### Exercise prompt
Copy out all lines of the records in which the word "location" appears.

** Begin Items **

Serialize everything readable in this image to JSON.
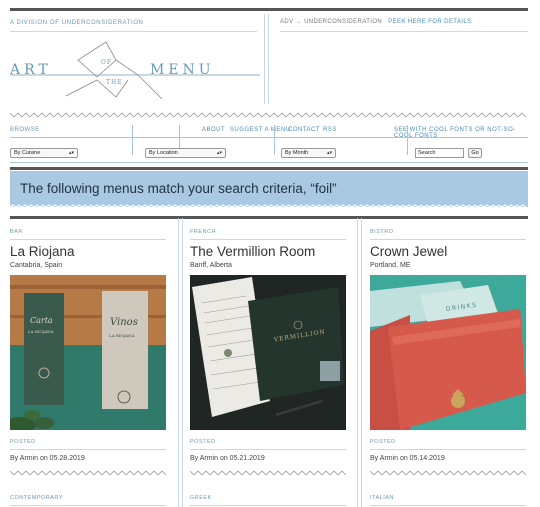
{
  "header": {
    "division": "A DIVISION OF UNDERCONSIDERATION",
    "logo": {
      "left": "ART",
      "of": "OF",
      "the": "THE",
      "right": "MENU"
    },
    "adv": "ADV → UNDERCONSIDERATION",
    "peek": "PEEK HERE FOR DETAILS"
  },
  "nav": {
    "browse": "BROWSE",
    "links": [
      "ABOUT",
      "SUGGEST A MENU",
      "CONTACT",
      "RSS"
    ],
    "see_with": "SEE WITH COOL FONTS OR NOT-SO-COOL FONTS"
  },
  "filters": {
    "cuisine": "By Cuisine",
    "location": "By Location",
    "month": "By Month",
    "search_value": "Search",
    "go": "Go"
  },
  "banner": {
    "text": "The following menus match your search criteria, “foil”"
  },
  "posts": [
    {
      "category": "BAR",
      "title": "La Riojana",
      "location": "Cantabria, Spain",
      "posted_label": "POSTED",
      "byline": "By Armin on 05.28.2019",
      "next_category": "CONTEMPORARY"
    },
    {
      "category": "FRENCH",
      "title": "The Vermillion Room",
      "location": "Banff, Alberta",
      "posted_label": "POSTED",
      "byline": "By Armin on 05.21.2019",
      "next_category": "GREEK"
    },
    {
      "category": "BISTRO",
      "title": "Crown Jewel",
      "location": "Portland, ME",
      "posted_label": "POSTED",
      "byline": "By Armin on 05.14.2019",
      "next_category": "ITALIAN"
    }
  ],
  "photo_text": {
    "riojana_left": "Carta",
    "riojana_brand": "LA RIOJANA",
    "riojana_right": "Vinos",
    "vermillion": "VERMILLION",
    "crown_drinks": "DRINKS"
  },
  "colors": {
    "accent": "#4a8db7",
    "banner": "#a9c8e2",
    "dark_rule": "#555555"
  }
}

** End Items **

### Full output
    "location": "By Location",
      "location": "Cantabria, Spain",
      "location": "Banff, Alberta",
      "location": "Portland, ME",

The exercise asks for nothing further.